The data:
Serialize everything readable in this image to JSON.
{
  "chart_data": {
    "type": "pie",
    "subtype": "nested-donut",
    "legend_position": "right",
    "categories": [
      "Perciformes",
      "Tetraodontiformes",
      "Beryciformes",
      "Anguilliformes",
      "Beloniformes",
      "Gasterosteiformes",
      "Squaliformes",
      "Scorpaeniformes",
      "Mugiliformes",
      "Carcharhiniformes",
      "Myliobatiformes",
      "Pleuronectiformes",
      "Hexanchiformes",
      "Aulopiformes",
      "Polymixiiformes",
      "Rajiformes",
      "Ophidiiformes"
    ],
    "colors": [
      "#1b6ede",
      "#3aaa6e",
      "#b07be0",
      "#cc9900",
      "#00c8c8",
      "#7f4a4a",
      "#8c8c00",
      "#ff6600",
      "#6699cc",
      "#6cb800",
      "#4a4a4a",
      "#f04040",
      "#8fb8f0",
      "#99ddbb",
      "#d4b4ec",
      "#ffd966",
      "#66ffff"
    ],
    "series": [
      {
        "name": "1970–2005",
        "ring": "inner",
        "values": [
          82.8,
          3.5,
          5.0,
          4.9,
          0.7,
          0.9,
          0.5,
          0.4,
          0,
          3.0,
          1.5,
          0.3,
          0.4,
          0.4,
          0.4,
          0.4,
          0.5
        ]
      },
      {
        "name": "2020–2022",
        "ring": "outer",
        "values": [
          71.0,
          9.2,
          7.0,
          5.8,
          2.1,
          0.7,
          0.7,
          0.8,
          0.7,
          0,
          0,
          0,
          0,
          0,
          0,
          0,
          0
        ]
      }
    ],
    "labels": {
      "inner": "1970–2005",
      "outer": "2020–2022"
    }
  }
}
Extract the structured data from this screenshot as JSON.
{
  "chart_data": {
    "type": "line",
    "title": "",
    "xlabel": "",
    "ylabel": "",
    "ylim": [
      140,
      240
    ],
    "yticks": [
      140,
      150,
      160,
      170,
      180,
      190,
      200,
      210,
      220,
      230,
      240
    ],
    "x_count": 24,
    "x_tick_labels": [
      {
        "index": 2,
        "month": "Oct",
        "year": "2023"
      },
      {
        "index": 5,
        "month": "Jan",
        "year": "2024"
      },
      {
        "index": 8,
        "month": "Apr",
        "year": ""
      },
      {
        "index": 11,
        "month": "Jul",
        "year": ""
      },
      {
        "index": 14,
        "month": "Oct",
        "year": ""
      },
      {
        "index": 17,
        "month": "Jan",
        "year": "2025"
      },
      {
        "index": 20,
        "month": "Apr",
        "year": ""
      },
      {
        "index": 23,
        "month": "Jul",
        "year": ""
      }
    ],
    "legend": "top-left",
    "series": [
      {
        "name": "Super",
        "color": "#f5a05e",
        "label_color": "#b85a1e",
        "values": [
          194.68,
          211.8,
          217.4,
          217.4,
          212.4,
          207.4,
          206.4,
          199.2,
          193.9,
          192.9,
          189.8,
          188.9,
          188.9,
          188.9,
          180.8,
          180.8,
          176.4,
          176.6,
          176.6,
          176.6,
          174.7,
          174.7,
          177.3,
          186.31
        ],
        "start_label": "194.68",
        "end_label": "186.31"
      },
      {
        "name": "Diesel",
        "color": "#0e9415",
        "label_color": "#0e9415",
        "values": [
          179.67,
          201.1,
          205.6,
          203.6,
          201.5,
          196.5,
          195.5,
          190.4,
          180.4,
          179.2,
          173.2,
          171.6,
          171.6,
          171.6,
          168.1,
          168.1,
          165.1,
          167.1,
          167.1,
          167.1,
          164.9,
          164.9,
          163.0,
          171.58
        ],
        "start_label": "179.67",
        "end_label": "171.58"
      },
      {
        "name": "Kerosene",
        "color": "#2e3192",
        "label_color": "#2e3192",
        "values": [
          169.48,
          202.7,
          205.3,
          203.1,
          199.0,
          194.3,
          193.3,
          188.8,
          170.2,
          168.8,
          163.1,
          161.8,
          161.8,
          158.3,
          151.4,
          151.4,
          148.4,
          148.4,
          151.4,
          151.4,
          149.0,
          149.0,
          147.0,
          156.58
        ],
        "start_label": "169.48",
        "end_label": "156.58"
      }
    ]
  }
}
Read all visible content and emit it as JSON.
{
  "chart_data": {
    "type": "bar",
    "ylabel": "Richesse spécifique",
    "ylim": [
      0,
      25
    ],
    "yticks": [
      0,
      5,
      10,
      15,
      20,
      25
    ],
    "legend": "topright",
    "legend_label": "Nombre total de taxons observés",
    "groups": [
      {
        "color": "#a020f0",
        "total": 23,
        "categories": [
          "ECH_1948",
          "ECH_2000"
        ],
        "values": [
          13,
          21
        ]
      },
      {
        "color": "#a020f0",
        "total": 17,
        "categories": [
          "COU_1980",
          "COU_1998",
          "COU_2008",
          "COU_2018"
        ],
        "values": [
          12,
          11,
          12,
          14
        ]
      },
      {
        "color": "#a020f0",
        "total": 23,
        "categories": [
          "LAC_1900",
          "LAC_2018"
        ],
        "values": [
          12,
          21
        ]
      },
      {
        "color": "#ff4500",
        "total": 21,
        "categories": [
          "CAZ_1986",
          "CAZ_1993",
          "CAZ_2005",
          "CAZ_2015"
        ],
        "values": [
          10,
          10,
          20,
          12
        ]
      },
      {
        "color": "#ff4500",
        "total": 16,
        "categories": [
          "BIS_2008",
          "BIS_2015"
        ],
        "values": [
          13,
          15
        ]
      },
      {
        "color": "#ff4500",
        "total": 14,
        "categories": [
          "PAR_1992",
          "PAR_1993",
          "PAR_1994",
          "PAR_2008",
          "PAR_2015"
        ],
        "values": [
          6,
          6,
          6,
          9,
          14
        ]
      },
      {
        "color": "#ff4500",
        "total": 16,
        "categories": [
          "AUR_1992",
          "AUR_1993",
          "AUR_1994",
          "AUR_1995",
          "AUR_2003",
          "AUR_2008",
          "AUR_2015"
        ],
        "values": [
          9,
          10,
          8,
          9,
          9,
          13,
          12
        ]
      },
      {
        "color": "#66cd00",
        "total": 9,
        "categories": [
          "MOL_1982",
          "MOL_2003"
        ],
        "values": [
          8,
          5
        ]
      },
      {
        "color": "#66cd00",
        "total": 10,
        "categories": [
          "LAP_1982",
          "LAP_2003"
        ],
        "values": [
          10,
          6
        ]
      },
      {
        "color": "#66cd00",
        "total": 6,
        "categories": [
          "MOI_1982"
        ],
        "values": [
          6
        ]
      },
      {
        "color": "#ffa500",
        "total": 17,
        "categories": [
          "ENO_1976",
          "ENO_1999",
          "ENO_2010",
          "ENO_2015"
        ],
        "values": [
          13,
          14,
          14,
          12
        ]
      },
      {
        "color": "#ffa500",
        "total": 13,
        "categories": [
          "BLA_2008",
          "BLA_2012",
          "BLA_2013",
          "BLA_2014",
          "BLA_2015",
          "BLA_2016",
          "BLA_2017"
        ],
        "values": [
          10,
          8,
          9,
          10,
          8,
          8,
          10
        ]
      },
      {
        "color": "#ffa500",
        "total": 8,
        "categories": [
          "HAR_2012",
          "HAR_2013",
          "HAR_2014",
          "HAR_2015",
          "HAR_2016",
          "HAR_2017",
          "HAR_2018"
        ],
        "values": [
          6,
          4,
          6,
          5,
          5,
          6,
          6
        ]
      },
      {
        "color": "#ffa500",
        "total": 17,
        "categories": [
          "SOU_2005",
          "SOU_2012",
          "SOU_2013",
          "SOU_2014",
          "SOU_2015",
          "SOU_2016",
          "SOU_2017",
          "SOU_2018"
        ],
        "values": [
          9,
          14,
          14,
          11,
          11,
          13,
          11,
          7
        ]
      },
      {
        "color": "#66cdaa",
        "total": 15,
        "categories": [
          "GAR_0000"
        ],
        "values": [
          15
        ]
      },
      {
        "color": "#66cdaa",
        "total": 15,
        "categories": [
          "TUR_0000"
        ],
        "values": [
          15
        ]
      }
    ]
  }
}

The request: Check each line above for the word "this" and give the number of lines that have it, nothing else.

Written solution: 2